[Lines of data]
-- start --

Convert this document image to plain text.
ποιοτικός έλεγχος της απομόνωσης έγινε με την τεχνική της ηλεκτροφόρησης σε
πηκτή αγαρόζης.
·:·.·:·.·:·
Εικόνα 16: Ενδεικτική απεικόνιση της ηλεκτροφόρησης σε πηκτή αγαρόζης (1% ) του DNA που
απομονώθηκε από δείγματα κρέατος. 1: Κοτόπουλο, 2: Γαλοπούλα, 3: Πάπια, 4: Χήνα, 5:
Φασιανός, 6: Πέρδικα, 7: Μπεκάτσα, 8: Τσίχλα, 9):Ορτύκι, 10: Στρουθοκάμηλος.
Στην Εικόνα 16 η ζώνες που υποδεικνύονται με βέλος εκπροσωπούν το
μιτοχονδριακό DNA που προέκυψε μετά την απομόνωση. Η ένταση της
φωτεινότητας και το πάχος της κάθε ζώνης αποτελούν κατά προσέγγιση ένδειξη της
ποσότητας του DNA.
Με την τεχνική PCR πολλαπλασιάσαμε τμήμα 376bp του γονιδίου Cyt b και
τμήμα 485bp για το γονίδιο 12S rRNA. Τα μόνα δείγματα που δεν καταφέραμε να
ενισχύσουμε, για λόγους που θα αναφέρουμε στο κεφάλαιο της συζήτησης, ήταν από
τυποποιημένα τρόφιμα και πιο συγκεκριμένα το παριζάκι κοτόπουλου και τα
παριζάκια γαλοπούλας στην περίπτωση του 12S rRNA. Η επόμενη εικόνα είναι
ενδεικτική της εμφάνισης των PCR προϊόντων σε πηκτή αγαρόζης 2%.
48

-- end --

## To do
Write out each line of the data that holds the string "δείγματα".

## Response
απομονώθηκε από δείγματα κρέατος. 1: Κοτόπουλο, 2: Γαλοπούλα, 3: Πάπια, 4: Χήνα, 5:
τμήμα 485bp για το γονίδιο 12S rRNA. Τα μόνα δείγματα που δεν καταφέραμε να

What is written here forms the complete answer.